Supplied information:
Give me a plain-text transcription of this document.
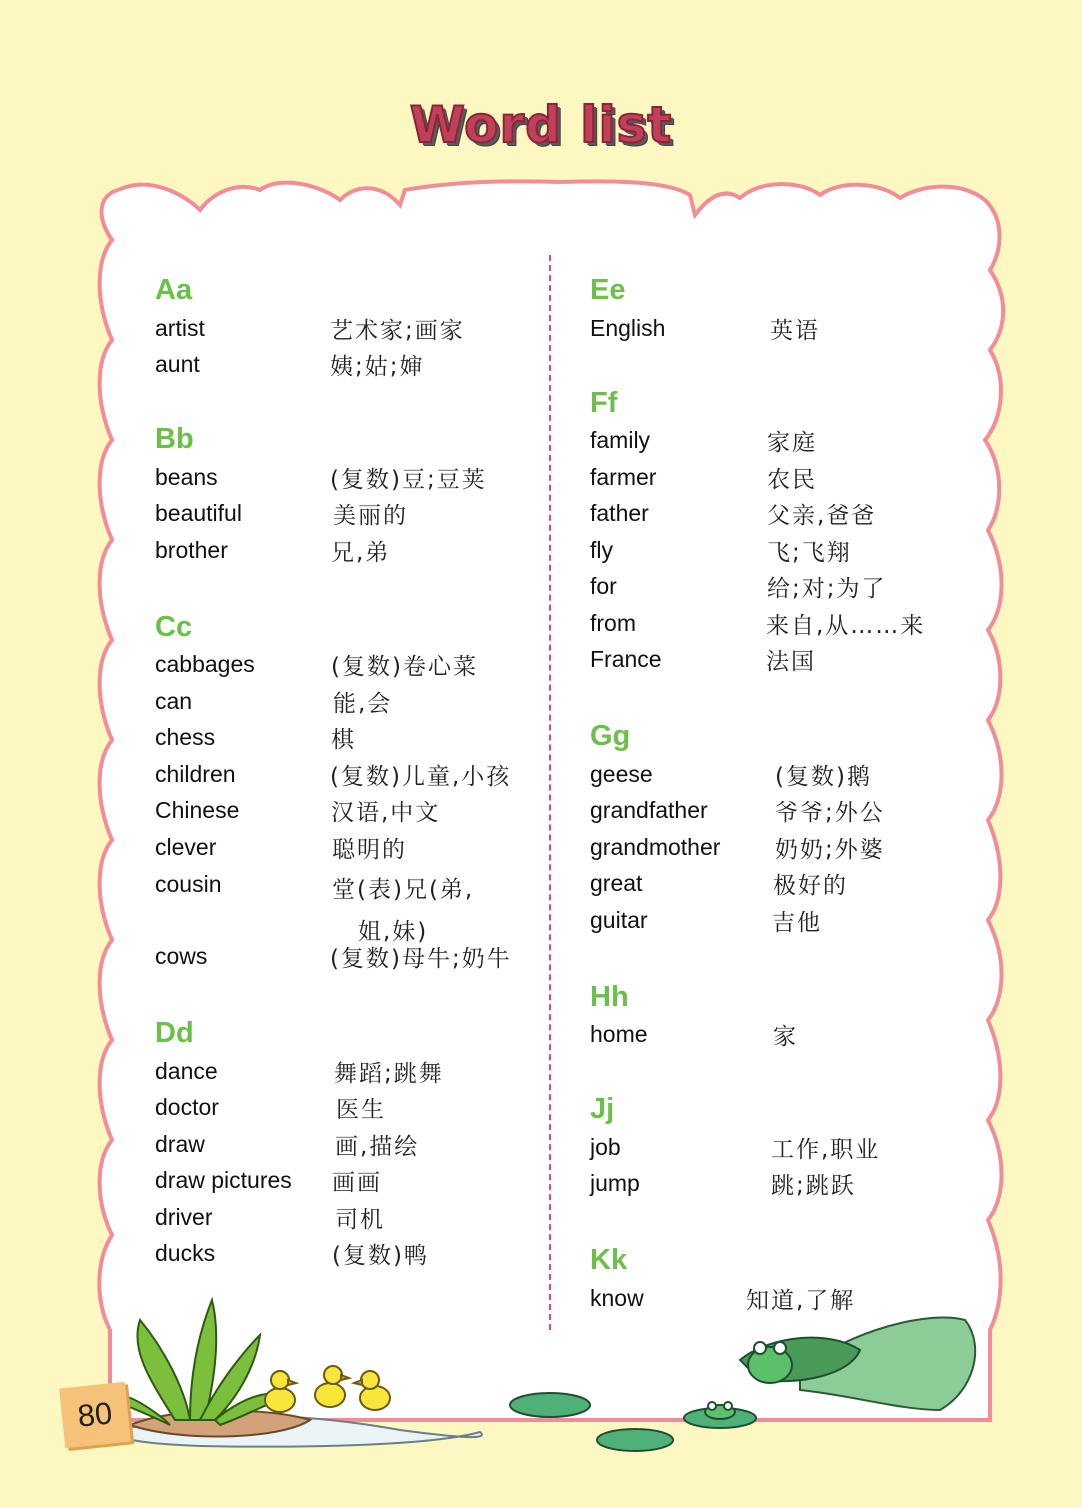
Word list
Aa
artist	艺术家;画家
aunt	姨;姑;婶
Bb
beans	(复数)豆;豆荚
beautiful	美丽的
brother	兄,弟
Cc
cabbages	(复数)卷心菜
can	能,会
chess	棋
children	(复数)儿童,小孩
Chinese	汉语,中文
clever	聪明的
cousin	堂(表)兄(弟,
姐,妹)
cows	(复数)母牛;奶牛
Dd
dance	舞蹈;跳舞
doctor	医生
draw	画,描绘
draw pictures	画画
driver	司机
ducks	(复数)鸭
Ee
English	英语
Ff
family	家庭
farmer	农民
father	父亲,爸爸
fly	飞;飞翔
for	给;对;为了
from	来自,从……来
France	法国
Gg
geese	(复数)鹅
grandfather	爷爷;外公
grandmother	奶奶;外婆
great	极好的
guitar	吉他
Hh
home	家
Jj
job	工作,职业
jump	跳;跳跃
Kk
know	知道,了解
80
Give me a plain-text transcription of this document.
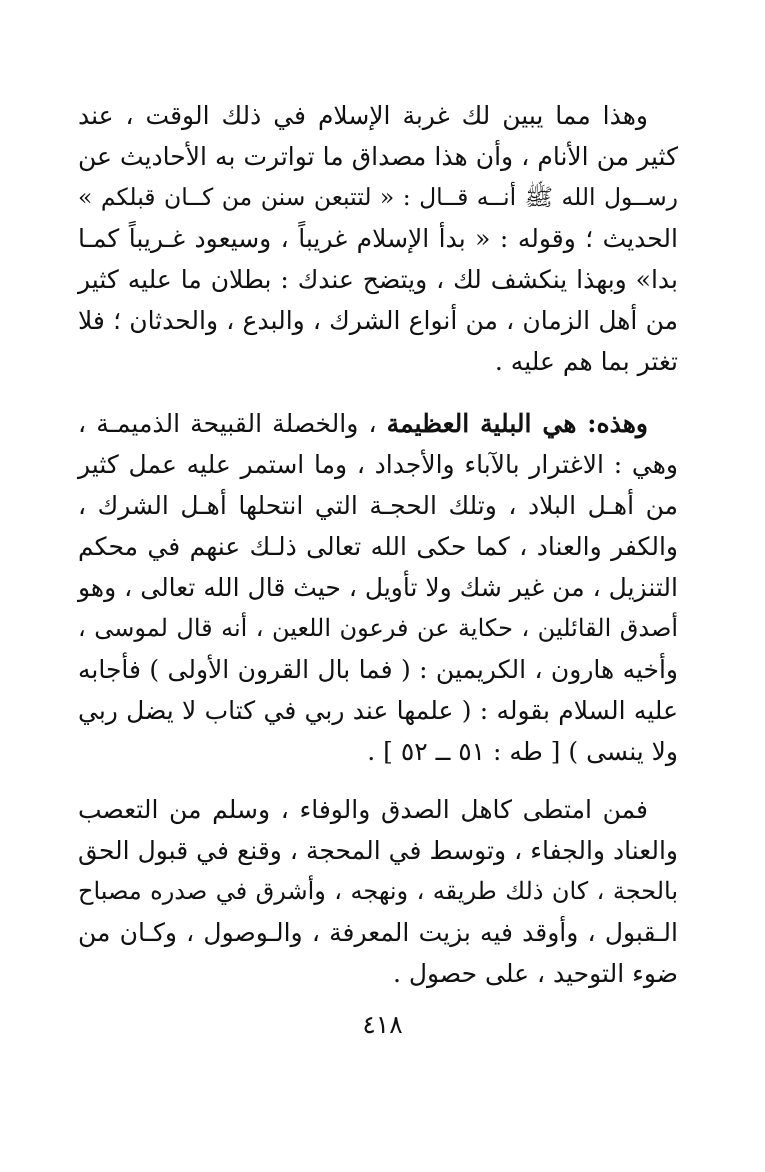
وهذا مما يبين لك غربة الإسلام في ذلك الوقت ، عند
كثير من الأنام ، وأن هذا مصداق ما تواترت به الأحاديث عن
رســول الله ﷺ أنــه قــال : « لتتبعن سنن من كــان قبلكم »
الحديث ؛ وقوله : « بدأ الإسلام غريباً ، وسيعود غـريباً كمـا
بدا» وبهذا ينكشف لك ، ويتضح عندك : بطلان ما عليه كثير
من أهل الزمان ، من أنواع الشرك ، والبدع ، والحدثان ؛ فلا
تغتر بما هم عليه .
وهذه: هي البلية العظيمة ، والخصلة القبيحة الذميمـة ،
وهي : الاغترار بالآباء والأجداد ، وما استمر عليه عمل كثير
من أهـل البلاد ، وتلك الحجـة التي انتحلها أهـل الشرك ،
والكفر والعناد ، كما حكى الله تعالى ذلـك عنهم في محكم
التنزيل ، من غير شك ولا تأويل ، حيث قال الله تعالى ، وهو
أصدق القائلين ، حكاية عن فرعون اللعين ، أنه قال لموسى ،
وأخيه هارون ، الكريمين : ( فما بال القرون الأولى ) فأجابه
عليه السلام بقوله : ( علمها عند ربي في كتاب لا يضل ربي
ولا ينسى ) [ طه : ٥١ ــ ٥٢ ] .
فمن امتطى كاهل الصدق والوفاء ، وسلم من التعصب
والعناد والجفاء ، وتوسط في المحجة ، وقنع في قبول الحق
بالحجة ، كان ذلك طريقه ، ونهجه ، وأشرق في صدره مصباح
الـقبول ، وأوقد فيه بزيت المعرفة ، والـوصول ، وكـان من
ضوء التوحيد ، على حصول .
٤١٨
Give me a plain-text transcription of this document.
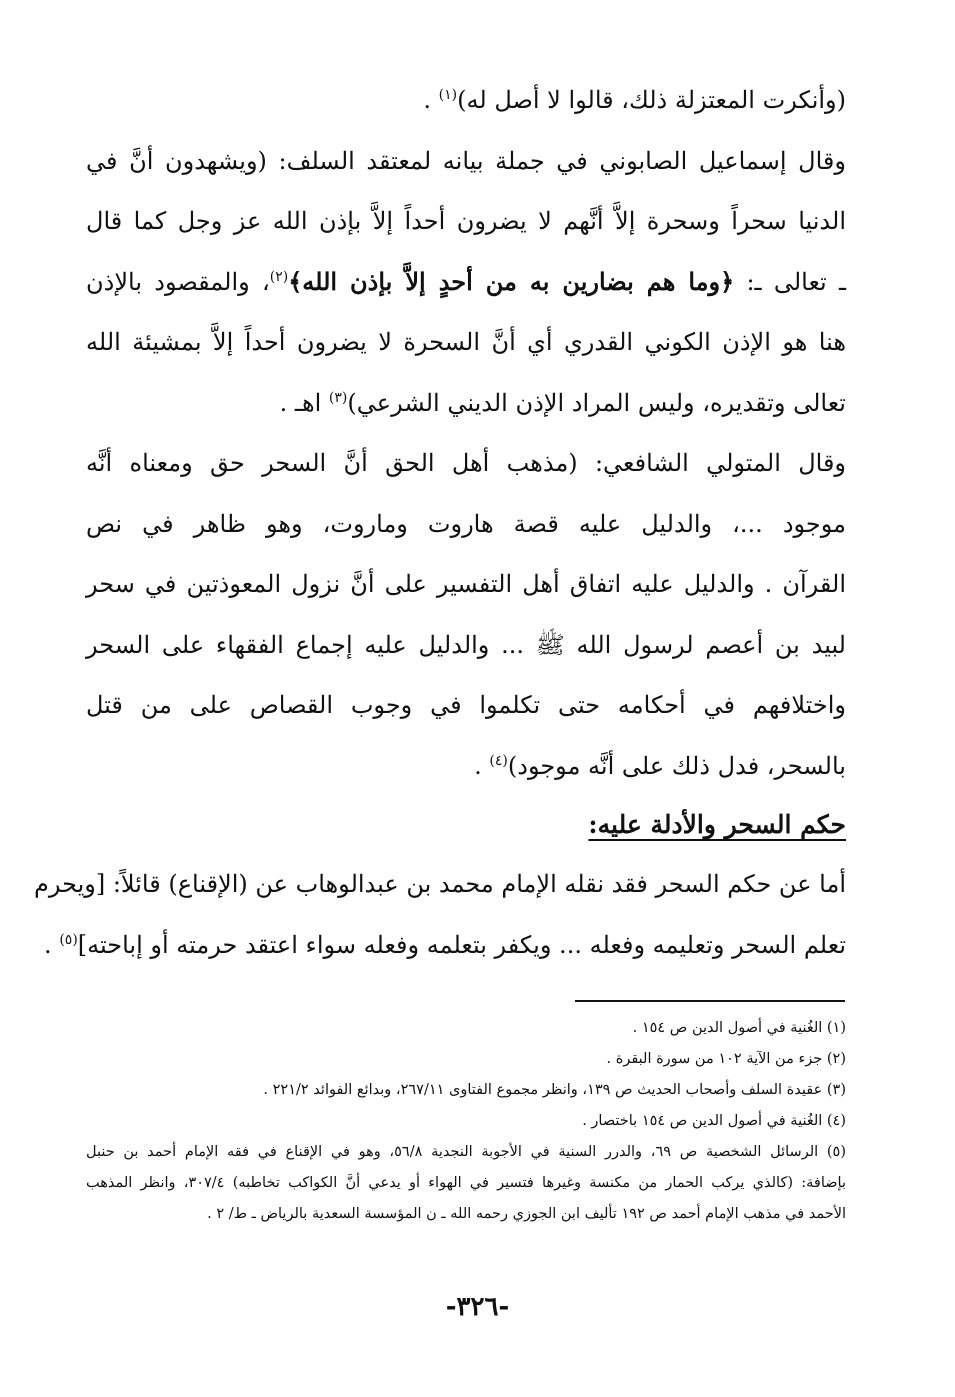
(وأنكرت المعتزلة ذلك، قالوا لا أصل له)$^{(١)}$ .

وقال إسماعيل الصابوني في جملة بيانه لمعتقد السلف: (ويشهدون أنَّ في
الدنيا سحراً وسحرة إلاَّ أنَّهم لا يضرون أحداً إلاَّ بإذن الله عز وجل كما قال
ـ تعالى ـ: ﴿وما هم بضارين به من أحدٍ إلاَّ بإذن الله﴾$^{(٢)}$، والمقصود بالإذن
هنا هو الإذن الكوني القدري أي أنَّ السحرة لا يضرون أحداً إلاَّ بمشيئة الله
تعالى وتقديره، وليس المراد الإذن الديني الشرعي)$^{(٣)}$ اهـ .

وقال المتولي الشافعي: (مذهب أهل الحق أنَّ السحر حق ومعناه أنَّه
موجود ...، والدليل عليه قصة هاروت وماروت، وهو ظاهر في نص
القرآن . والدليل عليه اتفاق أهل التفسير على أنَّ نزول المعوذتين في سحر
لبيد بن أعصم لرسول الله ﷺ ... والدليل عليه إجماع الفقهاء على السحر
واختلافهم في أحكامه حتى تكلموا في وجوب القصاص على من قتل
بالسحر، فدل ذلك على أنَّه موجود)$^{(٤)}$ .

حكم السحر والأدلة عليه:

أما عن حكم السحر فقد نقله الإمام محمد بن عبدالوهاب عن (الإقناع) قائلاً: [ويحرم
تعلم السحر وتعليمه وفعله ... ويكفر بتعلمه وفعله سواء اعتقد حرمته أو إباحته]$^{(٥)}$ .

(١) الغُنية في أصول الدين ص ١٥٤ .
(٢) جزء من الآية ١٠٢ من سورة البقرة .
(٣) عقيدة السلف وأصحاب الحديث ص ١٣٩، وانظر مجموع الفتاوى ٢٦٧/١١، وبدائع الفوائد ٢٢١/٢ .
(٤) الغُنية في أصول الدين ص ١٥٤ باختصار .
(٥) الرسائل الشخصية ص ٦٩، والدرر السنية في الأجوبة النجدية ٥٦/٨، وهو في الإقناع في فقه الإمام أحمد بن حنبل
بإضافة: (كالذي يركب الحمار من مكنسة وغيرها فتسير في الهواء أو يدعي أنَّ الكواكب تخاطبه) ٣٠٧/٤، وانظر المذهب
الأحمد في مذهب الإمام أحمد ص ١٩٢ تأليف ابن الجوزي رحمه الله ـ ن المؤسسة السعدية بالرياض ـ ط/ ٢ .
-٣٢٦-
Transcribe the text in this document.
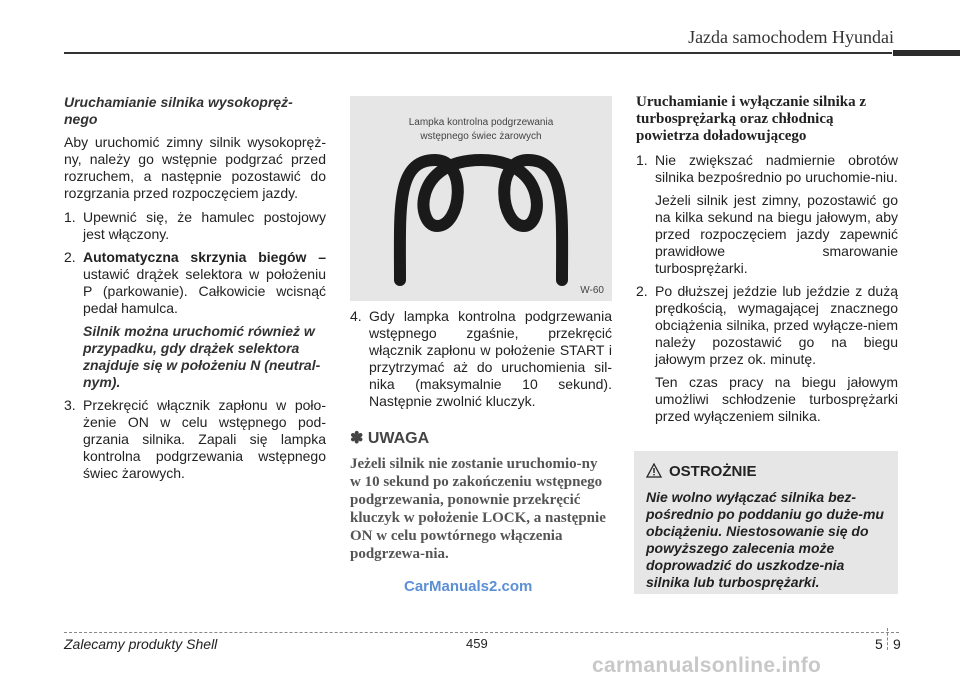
Jazda samochodem Hyundai
Uruchamianie silnika wysokopręż-
nego

Aby uruchomić zimny silnik wysokopręż-ny, należy go wstępnie podgrzać przed rozruchem, a następnie pozostawić do rozgrzania przed rozpoczęciem jazdy.

1. Upewnić się, że hamulec postojowy jest włączony.
2. Automatyczna skrzynia biegów – ustawić drążek selektora w położeniu P (parkowanie). Całkowicie wcisnąć pedał hamulca.
Silnik można uruchomić również w przypadku, gdy drążek selektora znajduje się w położeniu N (neutral-nym).
3. Przekręcić włącznik zapłonu w poło-żenie ON w celu wstępnego pod-grzania silnika. Zapali się lampka kontrolna podgrzewania wstępnego świec żarowych.
Lampka kontrolna podgrzewania
wstępnego świec żarowych
W-60
4. Gdy lampka kontrolna podgrzewania wstępnego zgaśnie, przekręcić włącznik zapłonu w położenie START i przytrzymać aż do uruchomienia sil-nika (maksymalnie 10 sekund). Następnie zwolnić kluczyk.
✽ UWAGA

Jeżeli silnik nie zostanie uruchomio-ny w 10 sekund po zakończeniu wstępnego podgrzewania, ponownie przekręcić kluczyk w położenie LOCK, a następnie ON w celu powtórnego włączenia podgrzewa-nia.

Uruchamianie i wyłączanie silnika z turbosprężarką oraz chłodnicą powietrza doładowującego
1. Nie zwiększać nadmiernie obrotów silnika bezpośrednio po uruchomie-niu.
Jeżeli silnik jest zimny, pozostawić go na kilka sekund na biegu jałowym, aby przed rozpoczęciem jazdy zapewnić prawidłowe smarowanie turbosprężarki.
2. Po dłuższej jeździe lub jeździe z dużą prędkością, wymagającej znacznego obciążenia silnika, przed wyłącze-niem należy pozostawić go na biegu jałowym przez ok. minutę.
Ten czas pracy na biegu jałowym umożliwi schłodzenie turbosprężarki przed wyłączeniem silnika.
OSTROŻNIE
Nie wolno wyłączać silnika bez-pośrednio po poddaniu go duże-mu obciążeniu. Niestosowanie się do powyższego zalecenia może doprowadzić do uszkodze-nia silnika lub turbosprężarki.
CarManuals2.com
Zalecamy produkty Shell	459	5 9
carmanualsonline.info
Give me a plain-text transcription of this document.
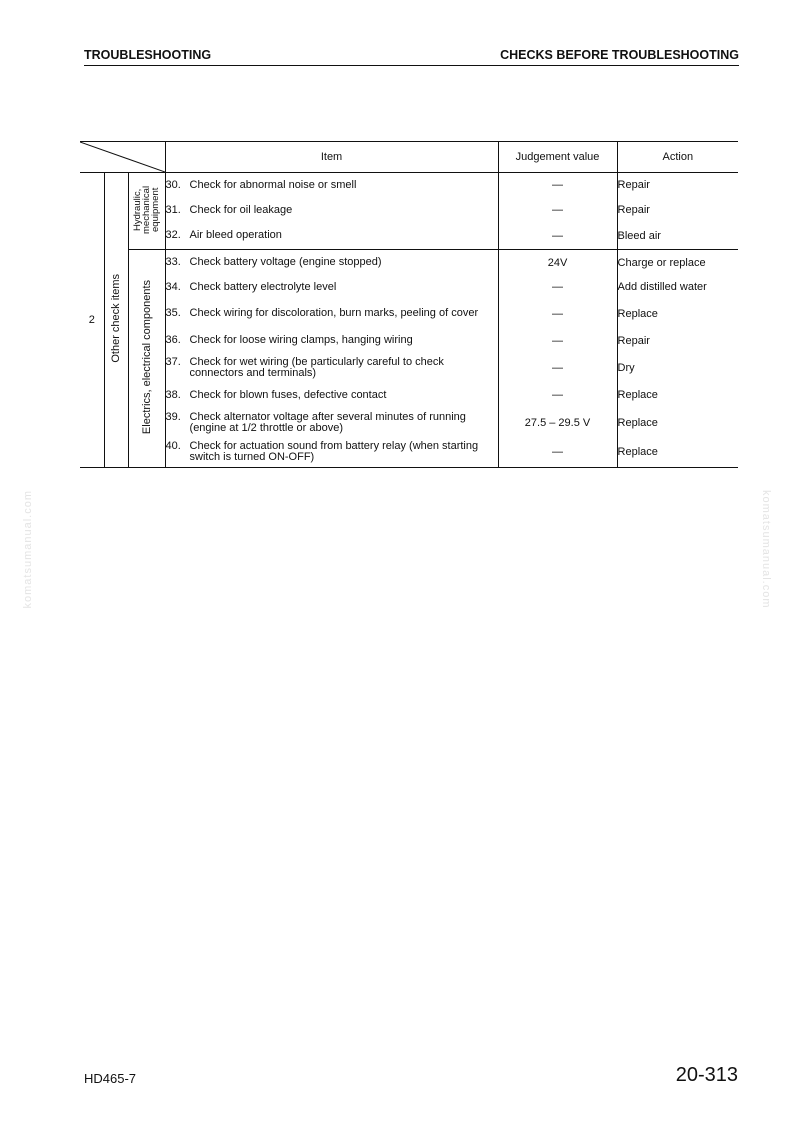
TROUBLESHOOTING	CHECKS BEFORE TROUBLESHOOTING
komatsumanual.com	komatsumanual.com
	Item	Judgement value	Action
2	Other check items	Hydraulic, mechanical equipment	30. Check for abnormal noise or smell	—	Repair

			31. Check for oil leakage	—	Repair

			32. Air bleed operation	—	Bleed air
		Electrics, electrical components	33. Check battery voltage (engine stopped)	24V	Charge or replace

			34. Check battery electrolyte level	—	Add distilled water

			35. Check wiring for discoloration, burn marks, peeling of cover	—	Replace

			36. Check for loose wiring clamps, hanging wiring	—	Repair

			37. Check for wet wiring (be particularly careful to check connectors and terminals)	—	Dry

			38. Check for blown fuses, defective contact	—	Replace

			39. Check alternator voltage after several minutes of running (engine at 1/2 throttle or above)	27.5 – 29.5 V	Replace

			40. Check for actuation sound from battery relay (when starting switch is turned ON-OFF)	—	Replace
HD465-7	20-313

Work to be completed: Return every line in the listing that contains the word "كثير".

Answer to the problem:
كثير من الأنام ، وأن هذا مصداق ما تواترت به الأحاديث عن
بدا» وبهذا ينكشف لك ، ويتضح عندك : بطلان ما عليه كثير
وهي : الاغترار بالآباء والأجداد ، وما استمر عليه عمل كثير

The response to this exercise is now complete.